## [Task description]
Scan the data below for the string "retinal". Show every line where it turns up.

-------- Material to process

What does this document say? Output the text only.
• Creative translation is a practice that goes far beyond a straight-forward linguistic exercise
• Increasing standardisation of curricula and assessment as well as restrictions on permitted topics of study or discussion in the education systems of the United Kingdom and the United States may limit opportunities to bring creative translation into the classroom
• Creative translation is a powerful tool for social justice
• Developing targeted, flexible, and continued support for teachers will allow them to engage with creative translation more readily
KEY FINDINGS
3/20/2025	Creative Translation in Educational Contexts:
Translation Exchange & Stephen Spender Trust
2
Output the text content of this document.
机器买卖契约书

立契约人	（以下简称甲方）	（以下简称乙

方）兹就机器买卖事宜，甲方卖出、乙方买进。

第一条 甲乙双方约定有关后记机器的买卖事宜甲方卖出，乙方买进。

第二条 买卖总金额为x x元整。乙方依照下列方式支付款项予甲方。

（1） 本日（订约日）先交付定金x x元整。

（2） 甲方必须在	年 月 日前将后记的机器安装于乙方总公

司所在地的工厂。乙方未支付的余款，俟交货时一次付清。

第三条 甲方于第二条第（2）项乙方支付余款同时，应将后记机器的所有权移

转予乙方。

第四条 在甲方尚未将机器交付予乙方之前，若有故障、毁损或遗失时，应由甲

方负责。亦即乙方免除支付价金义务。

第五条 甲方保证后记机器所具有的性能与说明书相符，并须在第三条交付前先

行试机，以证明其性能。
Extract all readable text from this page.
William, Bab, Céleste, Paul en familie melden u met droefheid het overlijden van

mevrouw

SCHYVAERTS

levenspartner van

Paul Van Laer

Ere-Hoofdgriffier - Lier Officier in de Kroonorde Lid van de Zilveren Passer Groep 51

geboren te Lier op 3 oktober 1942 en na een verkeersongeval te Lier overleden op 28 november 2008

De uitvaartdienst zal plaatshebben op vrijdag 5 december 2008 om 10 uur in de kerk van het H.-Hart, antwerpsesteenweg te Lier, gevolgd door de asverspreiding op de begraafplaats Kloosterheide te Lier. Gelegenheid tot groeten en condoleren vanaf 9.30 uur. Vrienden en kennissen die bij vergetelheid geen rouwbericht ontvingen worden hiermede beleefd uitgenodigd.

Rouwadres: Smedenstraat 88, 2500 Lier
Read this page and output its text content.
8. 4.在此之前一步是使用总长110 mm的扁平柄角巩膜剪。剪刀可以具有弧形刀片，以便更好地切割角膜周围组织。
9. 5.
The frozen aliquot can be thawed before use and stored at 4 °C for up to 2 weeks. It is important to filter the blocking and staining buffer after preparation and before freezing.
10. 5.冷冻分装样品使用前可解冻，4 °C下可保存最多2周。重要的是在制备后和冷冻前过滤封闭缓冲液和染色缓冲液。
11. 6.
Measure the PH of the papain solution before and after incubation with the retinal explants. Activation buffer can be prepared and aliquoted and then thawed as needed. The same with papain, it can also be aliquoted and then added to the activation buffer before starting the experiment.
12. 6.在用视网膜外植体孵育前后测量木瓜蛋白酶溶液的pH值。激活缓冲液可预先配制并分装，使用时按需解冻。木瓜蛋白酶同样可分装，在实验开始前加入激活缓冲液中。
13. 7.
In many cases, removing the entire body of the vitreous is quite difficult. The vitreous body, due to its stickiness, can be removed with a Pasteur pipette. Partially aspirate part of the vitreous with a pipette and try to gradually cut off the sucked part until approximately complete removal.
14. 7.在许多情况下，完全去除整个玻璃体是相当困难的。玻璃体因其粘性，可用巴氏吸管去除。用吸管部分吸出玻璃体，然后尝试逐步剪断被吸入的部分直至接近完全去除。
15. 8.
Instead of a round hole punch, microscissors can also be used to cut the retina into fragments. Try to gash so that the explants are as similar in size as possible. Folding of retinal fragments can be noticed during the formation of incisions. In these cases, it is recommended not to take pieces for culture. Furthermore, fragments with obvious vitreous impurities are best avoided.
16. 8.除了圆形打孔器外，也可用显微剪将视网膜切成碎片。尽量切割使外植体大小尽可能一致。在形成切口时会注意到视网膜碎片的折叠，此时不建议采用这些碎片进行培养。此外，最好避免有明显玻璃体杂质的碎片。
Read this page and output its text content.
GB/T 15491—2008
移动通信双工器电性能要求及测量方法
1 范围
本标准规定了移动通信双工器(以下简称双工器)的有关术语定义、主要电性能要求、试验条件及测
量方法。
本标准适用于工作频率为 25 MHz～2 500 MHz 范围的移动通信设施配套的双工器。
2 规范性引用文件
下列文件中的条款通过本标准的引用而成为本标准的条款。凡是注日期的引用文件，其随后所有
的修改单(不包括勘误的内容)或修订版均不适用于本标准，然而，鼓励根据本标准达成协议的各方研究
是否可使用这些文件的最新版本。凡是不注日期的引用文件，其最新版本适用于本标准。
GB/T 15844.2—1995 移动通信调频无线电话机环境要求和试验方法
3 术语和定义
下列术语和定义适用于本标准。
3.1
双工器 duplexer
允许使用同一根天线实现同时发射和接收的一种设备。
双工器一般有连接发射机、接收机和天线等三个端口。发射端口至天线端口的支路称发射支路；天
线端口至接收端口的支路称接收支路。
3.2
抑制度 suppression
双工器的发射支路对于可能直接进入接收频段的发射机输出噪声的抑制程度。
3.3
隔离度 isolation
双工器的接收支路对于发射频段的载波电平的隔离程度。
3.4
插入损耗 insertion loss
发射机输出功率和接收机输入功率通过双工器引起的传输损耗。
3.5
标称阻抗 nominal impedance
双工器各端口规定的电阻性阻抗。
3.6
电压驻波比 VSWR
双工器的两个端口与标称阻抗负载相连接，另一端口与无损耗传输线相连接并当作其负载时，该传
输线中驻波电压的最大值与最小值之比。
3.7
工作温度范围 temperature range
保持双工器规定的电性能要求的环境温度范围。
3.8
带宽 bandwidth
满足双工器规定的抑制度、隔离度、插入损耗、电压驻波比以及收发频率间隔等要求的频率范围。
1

----------------

## [Result of this exercise]
Measure the PH of the papain solution before and after incubation with the retinal explants. Activation buffer can be prepared and aliquoted and then thawed as needed. The same with papain, it can also be aliquoted and then added to the activation buffer before starting the experiment.
Instead of a round hole punch, microscissors can also be used to cut the retina into fragments. Try to gash so that the explants are as similar in size as possible. Folding of retinal fragments can be noticed during the formation of incisions. In these cases, it is recommended not to take pieces for culture. Furthermore, fragments with obvious vitreous impurities are best avoided.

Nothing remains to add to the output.